TASK PROMPT :: Your copy of the material below should match it exactly, except that it holds no pictures.

[Start of SUPPLIED ENTRIES]

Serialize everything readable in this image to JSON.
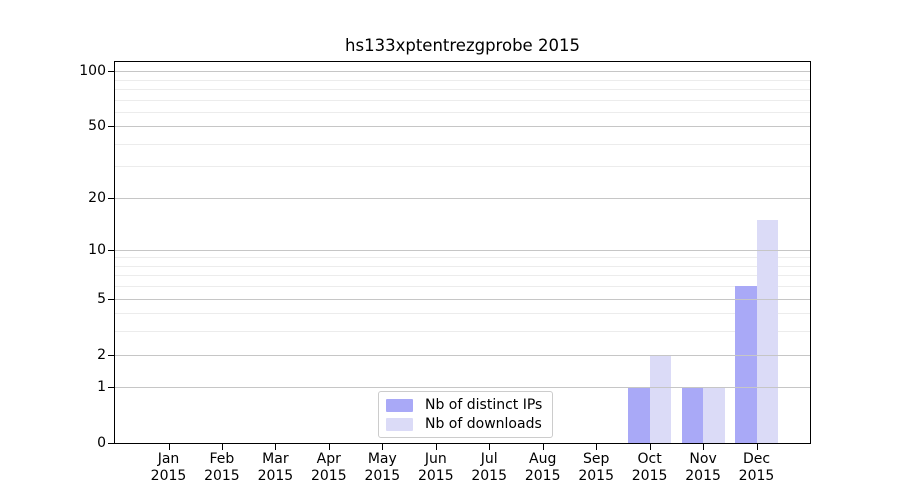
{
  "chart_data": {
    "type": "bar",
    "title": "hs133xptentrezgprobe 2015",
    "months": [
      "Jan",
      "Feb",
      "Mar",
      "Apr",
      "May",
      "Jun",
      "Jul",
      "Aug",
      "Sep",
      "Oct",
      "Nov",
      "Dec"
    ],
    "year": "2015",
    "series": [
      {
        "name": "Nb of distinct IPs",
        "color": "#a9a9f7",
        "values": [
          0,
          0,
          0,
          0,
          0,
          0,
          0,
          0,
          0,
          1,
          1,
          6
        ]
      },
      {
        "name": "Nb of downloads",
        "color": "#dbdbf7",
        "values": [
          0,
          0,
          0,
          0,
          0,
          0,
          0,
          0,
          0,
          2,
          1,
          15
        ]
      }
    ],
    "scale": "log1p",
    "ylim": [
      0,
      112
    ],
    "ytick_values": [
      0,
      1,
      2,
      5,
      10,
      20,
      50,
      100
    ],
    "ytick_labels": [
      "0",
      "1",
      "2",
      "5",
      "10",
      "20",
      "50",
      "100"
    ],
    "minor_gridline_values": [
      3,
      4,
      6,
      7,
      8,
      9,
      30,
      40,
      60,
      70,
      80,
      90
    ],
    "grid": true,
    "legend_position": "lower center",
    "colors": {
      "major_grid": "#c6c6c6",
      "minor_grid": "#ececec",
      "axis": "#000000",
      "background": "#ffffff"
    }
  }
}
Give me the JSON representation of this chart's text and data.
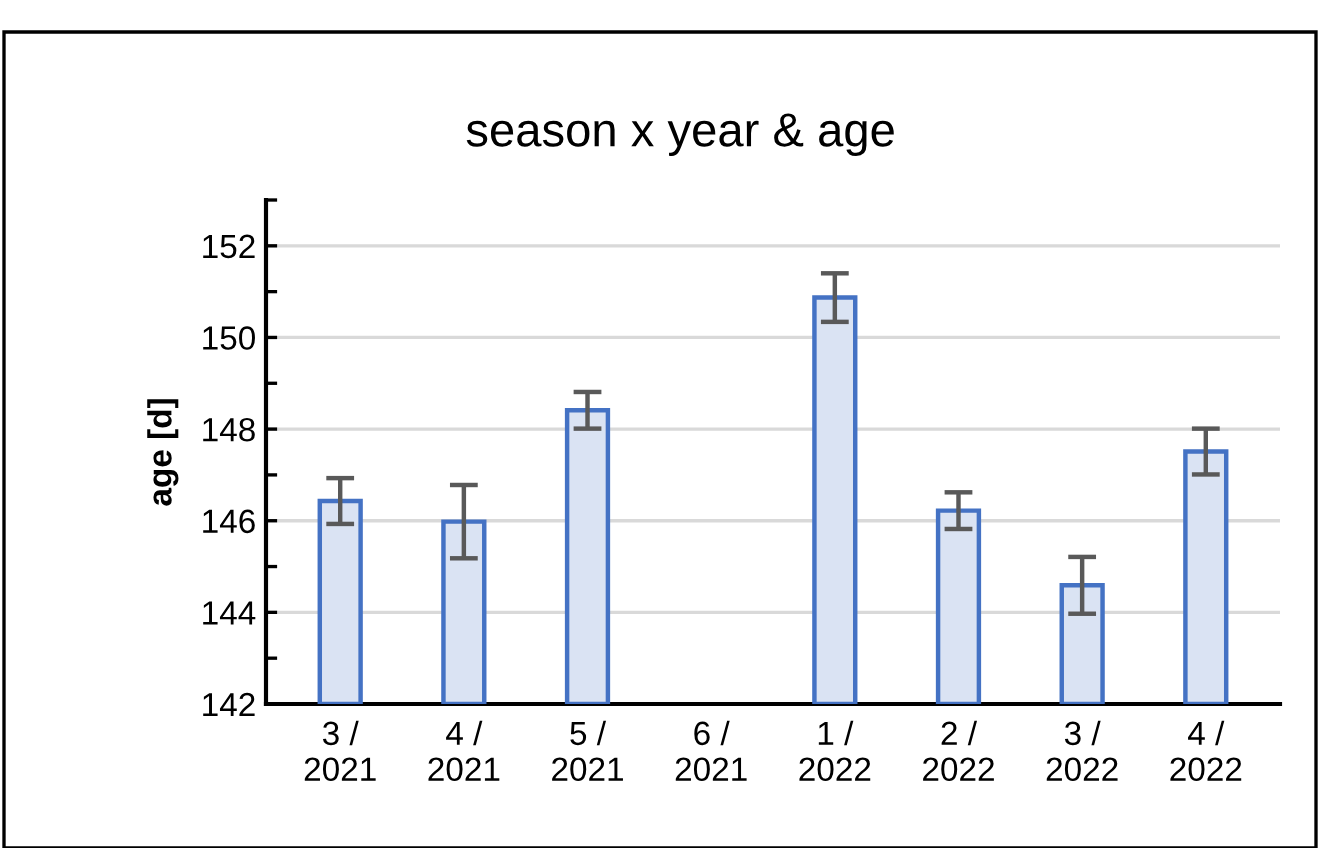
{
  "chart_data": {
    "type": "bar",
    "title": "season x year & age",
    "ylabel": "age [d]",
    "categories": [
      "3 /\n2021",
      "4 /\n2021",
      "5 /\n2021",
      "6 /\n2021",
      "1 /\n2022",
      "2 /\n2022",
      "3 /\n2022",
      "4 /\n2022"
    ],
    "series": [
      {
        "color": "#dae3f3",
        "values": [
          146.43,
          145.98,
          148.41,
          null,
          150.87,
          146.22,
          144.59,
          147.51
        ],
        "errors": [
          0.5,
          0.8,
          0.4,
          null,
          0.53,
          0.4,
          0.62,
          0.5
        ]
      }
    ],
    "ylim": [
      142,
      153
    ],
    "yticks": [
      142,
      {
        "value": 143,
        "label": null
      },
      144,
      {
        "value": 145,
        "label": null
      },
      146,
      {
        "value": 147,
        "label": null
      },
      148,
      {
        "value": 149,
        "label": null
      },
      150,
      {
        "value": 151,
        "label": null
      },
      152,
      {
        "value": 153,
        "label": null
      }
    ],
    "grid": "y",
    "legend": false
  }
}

[End of SUPPLIED ENTRIES]

CORRECT RESPONSE ::
Serialize everything readable in this image to JSON.
{
  "chart_data": {
    "type": "bar",
    "title": "hs133xptentrezgprobe 2015",
    "months": [
      "Jan",
      "Feb",
      "Mar",
      "Apr",
      "May",
      "Jun",
      "Jul",
      "Aug",
      "Sep",
      "Oct",
      "Nov",
      "Dec"
    ],
    "year": "2015",
    "series": [
      {
        "name": "Nb of distinct IPs",
        "color": "#a9a9f7",
        "values": [
          0,
          0,
          0,
          0,
          0,
          0,
          0,
          0,
          0,
          1,
          1,
          6
        ]
      },
      {
        "name": "Nb of downloads",
        "color": "#dbdbf7",
        "values": [
          0,
          0,
          0,
          0,
          0,
          0,
          0,
          0,
          0,
          2,
          1,
          15
        ]
      }
    ],
    "scale": "log1p",
    "ylim": [
      0,
      112
    ],
    "ytick_values": [
      0,
      1,
      2,
      5,
      10,
      20,
      50,
      100
    ],
    "ytick_labels": [
      "0",
      "1",
      "2",
      "5",
      "10",
      "20",
      "50",
      "100"
    ],
    "minor_gridline_values": [
      3,
      4,
      6,
      7,
      8,
      9,
      30,
      40,
      60,
      70,
      80,
      90
    ],
    "grid": true,
    "legend_position": "lower center",
    "colors": {
      "major_grid": "#c6c6c6",
      "minor_grid": "#ececec",
      "axis": "#000000",
      "background": "#ffffff"
    }
  }
}
Give me the JSON representation of this chart's text and data.
{
  "chart_data": {
    "type": "bar",
    "title": "season x year & age",
    "ylabel": "age [d]",
    "categories": [
      "3 /\n2021",
      "4 /\n2021",
      "5 /\n2021",
      "6 /\n2021",
      "1 /\n2022",
      "2 /\n2022",
      "3 /\n2022",
      "4 /\n2022"
    ],
    "series": [
      {
        "color": "#dae3f3",
        "values": [
          146.43,
          145.98,
          148.41,
          null,
          150.87,
          146.22,
          144.59,
          147.51
        ],
        "errors": [
          0.5,
          0.8,
          0.4,
          null,
          0.53,
          0.4,
          0.62,
          0.5
        ]
      }
    ],
    "ylim": [
      142,
      153
    ],
    "yticks": [
      142,
      {
        "value": 143,
        "label": null
      },
      144,
      {
        "value": 145,
        "label": null
      },
      146,
      {
        "value": 147,
        "label": null
      },
      148,
      {
        "value": 149,
        "label": null
      },
      150,
      {
        "value": 151,
        "label": null
      },
      152,
      {
        "value": 153,
        "label": null
      }
    ],
    "grid": "y",
    "legend": false
  }
}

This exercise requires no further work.